• _Quoted passage_
COLUMBUS, Ohio -- One of the longest running studies to follow leukemia patients has confirmed that chromosomal abnormalities seen in many of these patients can help determine treatment and predict the likelihood of cure.

The study is a 15-year follow-up of 628 patients with acute myeloid leukemia (AML). This was the first large group of AML leukemia patients for which information on chromosomal abnormalities was prospectively collected. The study of chromosomal abnormalities is known as cytogenetics.

“This study provides stronger evidence for the correlation between cure and a patient’s cytogenetics, and between cytogenetics, survival, and the treatment that patients receive,” said Clara Bloomfield, director of the Ohio State University's Comprehensive Cancer Center and William G. Pace III Professor of Cancer Research.

“It also showed that the majority of patients who were continuously disease-free for five years after diagnosis were cured.”

The study, which was led by Bloomfield, appears in a recent supplement to the journal Cancer. The 628 patients, median age 49 years, had primary AML that was diagnosed between 1980 and 1982.

• _Material provided_
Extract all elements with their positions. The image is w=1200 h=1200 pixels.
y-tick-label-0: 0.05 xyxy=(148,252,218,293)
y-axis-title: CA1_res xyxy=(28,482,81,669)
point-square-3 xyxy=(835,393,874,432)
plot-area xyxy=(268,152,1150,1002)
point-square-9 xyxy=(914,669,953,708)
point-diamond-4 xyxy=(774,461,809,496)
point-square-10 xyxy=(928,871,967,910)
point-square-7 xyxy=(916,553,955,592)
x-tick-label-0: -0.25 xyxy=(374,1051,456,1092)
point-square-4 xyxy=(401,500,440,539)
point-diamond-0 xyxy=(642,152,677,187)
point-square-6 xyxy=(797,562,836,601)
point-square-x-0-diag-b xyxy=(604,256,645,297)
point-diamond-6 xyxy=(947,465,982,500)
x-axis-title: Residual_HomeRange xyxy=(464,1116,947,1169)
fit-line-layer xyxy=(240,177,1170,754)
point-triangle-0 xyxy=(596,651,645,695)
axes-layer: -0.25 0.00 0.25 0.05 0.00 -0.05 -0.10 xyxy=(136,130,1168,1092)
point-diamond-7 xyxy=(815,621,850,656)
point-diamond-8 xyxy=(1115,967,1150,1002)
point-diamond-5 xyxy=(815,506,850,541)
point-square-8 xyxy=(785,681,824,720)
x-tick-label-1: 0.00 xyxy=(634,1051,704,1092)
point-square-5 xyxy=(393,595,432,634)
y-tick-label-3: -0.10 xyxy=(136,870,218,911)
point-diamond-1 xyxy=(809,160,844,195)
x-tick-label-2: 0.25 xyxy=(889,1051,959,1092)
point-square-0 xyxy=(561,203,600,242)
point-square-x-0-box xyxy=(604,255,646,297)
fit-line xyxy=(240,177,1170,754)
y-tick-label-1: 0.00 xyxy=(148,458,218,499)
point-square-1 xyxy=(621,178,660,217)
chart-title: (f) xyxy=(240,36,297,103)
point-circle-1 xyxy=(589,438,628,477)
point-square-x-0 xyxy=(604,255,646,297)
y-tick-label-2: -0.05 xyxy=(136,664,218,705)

• _Work item 1_
According to the leukemia study report, why are the chromosomal abnormalities seen in many leukemia patients useful? Answer in one to three sentences.
• _Work item 2_
Quote the leukemia study report from "The study is" to "of Cancer Research.", word for word.

• _Expected output 1_
They can help determine treatment and predict the likelihood of cure. The study found stronger evidence linking a patient's cytogenetics to cure, survival, and the treatment the patient receives.

• _Expected output 2_
The study is a 15-year follow-up of 628 patients with acute myeloid leukemia (AML). This was the first large group of AML leukemia patients for which information on chromosomal abnormalities was prospectively collected. The study of chromosomal abnormalities is known as cytogenetics.

“This study provides stronger evidence for the correlation between cure and a patient’s cytogenetics, and between cytogenetics, survival, and the treatment that patients receive,” said Clara Bloomfield, director of the Ohio State University's Comprehensive Cancer Center and William G. Pace III Professor of Cancer Research.